Select the lines that contain "JSON" and copy each of them.

-- Start of MATERIAL SUPPLIED --

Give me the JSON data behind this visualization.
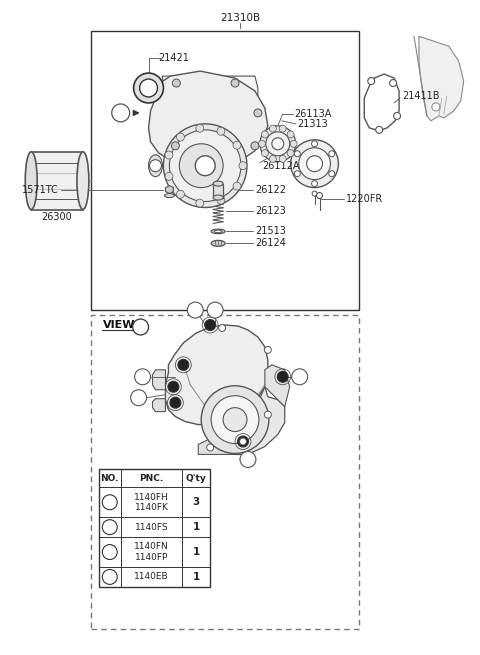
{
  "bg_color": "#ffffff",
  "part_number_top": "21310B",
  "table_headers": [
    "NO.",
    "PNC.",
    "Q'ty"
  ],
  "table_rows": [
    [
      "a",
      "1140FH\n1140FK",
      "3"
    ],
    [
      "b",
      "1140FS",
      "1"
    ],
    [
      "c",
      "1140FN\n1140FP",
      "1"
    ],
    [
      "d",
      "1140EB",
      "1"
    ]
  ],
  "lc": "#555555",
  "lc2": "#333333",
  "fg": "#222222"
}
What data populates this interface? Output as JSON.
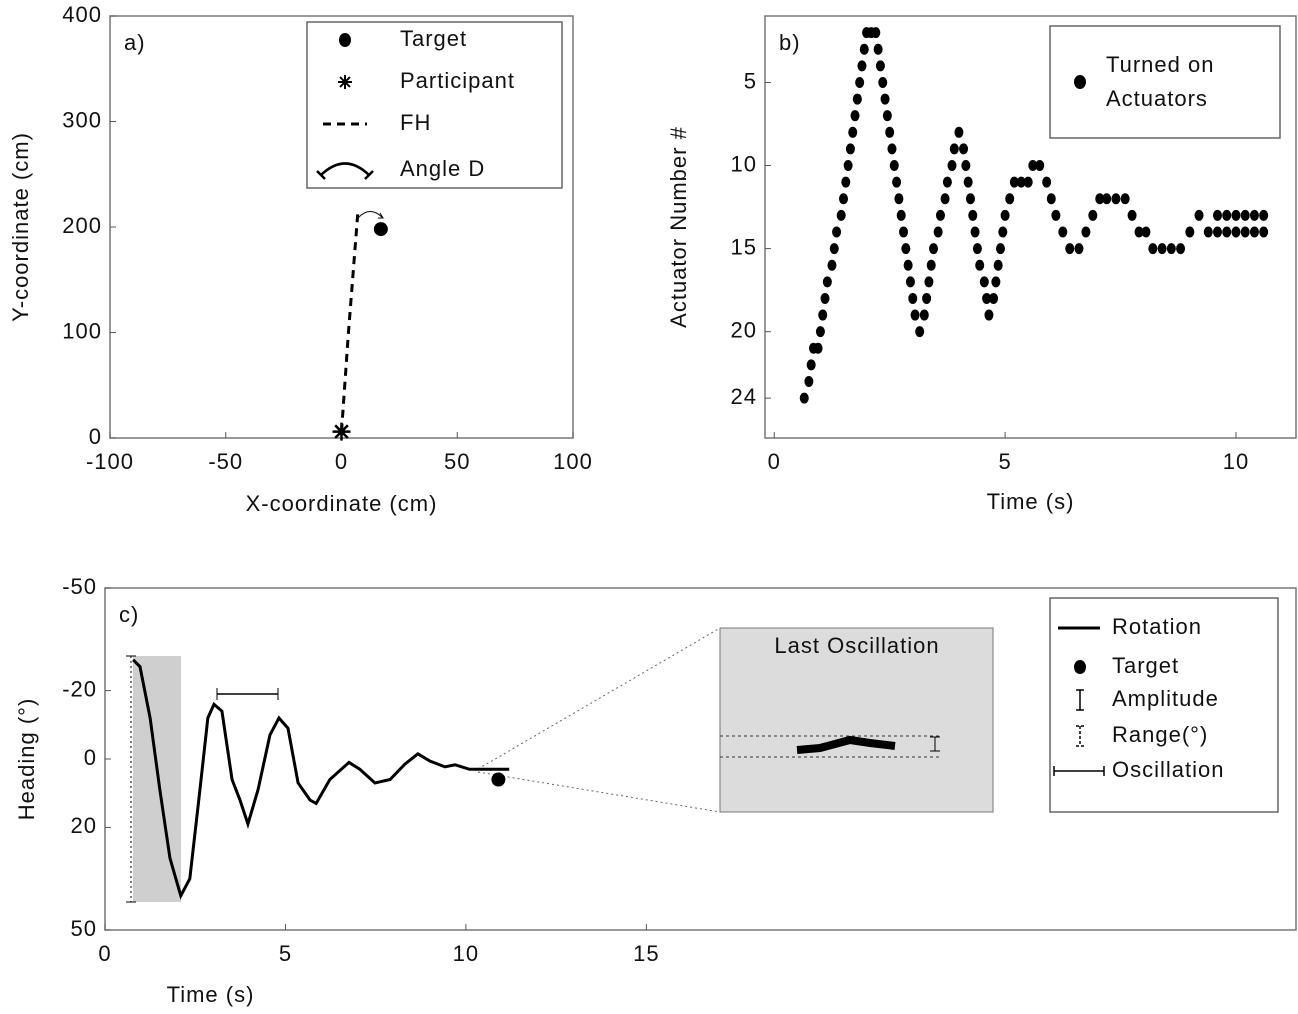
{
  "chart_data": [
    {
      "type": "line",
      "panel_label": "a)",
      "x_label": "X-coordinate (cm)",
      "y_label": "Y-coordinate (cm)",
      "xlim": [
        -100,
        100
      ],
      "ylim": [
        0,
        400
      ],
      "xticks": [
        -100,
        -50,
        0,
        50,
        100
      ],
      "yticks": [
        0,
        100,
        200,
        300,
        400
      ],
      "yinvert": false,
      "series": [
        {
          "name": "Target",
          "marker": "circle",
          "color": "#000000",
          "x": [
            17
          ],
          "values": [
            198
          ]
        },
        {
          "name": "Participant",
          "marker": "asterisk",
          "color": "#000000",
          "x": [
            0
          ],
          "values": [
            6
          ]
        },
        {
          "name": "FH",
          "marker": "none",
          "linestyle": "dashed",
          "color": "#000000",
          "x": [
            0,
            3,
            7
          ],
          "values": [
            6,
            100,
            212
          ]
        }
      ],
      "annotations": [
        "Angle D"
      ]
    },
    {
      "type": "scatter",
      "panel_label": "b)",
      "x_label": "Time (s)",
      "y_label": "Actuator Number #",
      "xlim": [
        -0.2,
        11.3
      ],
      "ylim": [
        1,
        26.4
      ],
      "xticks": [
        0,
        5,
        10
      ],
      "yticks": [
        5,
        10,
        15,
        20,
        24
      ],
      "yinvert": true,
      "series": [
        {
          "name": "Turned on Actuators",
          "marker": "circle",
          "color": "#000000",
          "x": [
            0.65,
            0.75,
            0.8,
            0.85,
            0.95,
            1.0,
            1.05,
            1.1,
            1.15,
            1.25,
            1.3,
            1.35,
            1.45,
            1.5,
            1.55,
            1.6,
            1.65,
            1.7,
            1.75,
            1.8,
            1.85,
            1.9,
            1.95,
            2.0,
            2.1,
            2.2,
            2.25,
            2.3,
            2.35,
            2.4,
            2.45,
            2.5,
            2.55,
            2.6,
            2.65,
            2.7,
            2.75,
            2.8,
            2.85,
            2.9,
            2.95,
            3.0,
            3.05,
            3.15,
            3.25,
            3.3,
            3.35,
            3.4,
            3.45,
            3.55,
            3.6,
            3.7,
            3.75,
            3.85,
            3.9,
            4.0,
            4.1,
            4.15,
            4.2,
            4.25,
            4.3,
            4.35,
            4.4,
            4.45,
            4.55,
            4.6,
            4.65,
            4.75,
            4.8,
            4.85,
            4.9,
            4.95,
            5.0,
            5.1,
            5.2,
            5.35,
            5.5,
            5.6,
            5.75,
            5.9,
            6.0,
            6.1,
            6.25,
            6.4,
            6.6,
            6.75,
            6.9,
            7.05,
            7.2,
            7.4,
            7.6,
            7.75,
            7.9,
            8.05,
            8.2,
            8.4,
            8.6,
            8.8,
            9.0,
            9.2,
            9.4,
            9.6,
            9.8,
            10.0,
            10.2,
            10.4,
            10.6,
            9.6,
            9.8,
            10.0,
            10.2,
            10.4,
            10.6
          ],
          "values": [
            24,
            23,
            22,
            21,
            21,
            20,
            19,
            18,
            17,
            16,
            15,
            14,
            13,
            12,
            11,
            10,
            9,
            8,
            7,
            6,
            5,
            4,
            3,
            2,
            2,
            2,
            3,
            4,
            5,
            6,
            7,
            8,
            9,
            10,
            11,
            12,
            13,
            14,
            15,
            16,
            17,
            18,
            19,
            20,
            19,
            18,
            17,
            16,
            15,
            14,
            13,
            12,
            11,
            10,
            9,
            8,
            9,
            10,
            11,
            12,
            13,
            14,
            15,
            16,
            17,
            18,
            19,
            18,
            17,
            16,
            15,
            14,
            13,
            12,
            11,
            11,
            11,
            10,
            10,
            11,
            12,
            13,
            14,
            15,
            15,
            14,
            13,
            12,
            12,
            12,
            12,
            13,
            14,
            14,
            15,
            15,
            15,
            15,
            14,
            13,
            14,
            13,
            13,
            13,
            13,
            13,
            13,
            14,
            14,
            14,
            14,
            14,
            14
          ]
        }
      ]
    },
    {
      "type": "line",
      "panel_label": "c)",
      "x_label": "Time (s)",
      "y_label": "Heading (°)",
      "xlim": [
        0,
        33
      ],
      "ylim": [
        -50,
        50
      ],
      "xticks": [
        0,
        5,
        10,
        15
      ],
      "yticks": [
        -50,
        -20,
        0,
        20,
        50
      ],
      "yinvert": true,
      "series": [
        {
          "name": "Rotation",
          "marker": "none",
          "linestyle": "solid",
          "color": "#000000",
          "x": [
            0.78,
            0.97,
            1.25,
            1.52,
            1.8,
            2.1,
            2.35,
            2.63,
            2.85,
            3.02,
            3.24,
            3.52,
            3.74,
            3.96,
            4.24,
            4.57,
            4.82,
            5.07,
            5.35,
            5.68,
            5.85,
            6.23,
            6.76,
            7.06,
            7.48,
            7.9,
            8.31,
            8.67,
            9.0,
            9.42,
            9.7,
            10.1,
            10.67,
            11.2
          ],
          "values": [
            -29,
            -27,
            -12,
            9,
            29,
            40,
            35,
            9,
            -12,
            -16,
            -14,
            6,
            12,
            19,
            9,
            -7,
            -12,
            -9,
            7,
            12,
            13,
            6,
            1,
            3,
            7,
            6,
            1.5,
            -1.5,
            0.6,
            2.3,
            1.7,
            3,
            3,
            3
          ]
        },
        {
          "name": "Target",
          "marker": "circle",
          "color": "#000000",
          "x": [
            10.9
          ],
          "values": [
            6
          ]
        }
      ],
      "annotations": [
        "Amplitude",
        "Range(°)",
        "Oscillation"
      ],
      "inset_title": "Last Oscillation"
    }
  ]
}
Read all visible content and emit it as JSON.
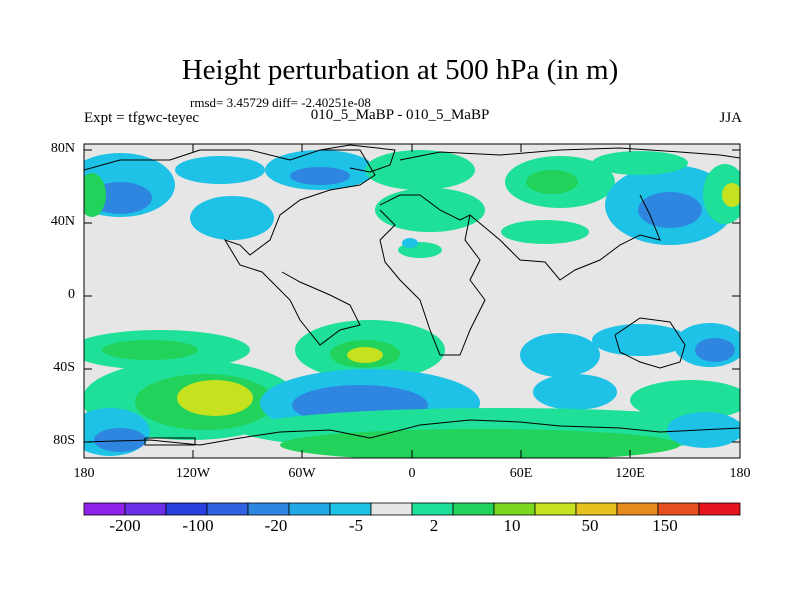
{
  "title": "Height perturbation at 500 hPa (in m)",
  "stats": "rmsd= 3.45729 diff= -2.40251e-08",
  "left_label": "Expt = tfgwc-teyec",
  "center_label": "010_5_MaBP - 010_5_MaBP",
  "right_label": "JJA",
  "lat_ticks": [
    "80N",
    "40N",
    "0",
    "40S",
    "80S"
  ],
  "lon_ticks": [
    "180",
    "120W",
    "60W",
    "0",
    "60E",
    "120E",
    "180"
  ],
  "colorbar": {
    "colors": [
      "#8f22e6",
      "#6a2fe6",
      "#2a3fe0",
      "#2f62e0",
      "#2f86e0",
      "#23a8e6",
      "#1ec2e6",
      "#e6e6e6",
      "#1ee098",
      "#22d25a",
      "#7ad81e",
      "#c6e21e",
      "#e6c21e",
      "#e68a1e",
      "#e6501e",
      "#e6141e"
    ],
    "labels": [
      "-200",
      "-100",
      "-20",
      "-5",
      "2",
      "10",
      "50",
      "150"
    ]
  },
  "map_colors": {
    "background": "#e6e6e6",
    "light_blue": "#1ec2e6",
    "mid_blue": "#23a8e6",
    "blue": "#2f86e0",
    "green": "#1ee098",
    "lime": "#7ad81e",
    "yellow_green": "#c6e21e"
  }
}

-- End of MATERIAL SUPPLIED --

**ANSWER FOR THE TASK**
Give me the JSON data behind this visualization.
What data populates this interface? Output as JSON.
Read all visible content and emit it as JSON.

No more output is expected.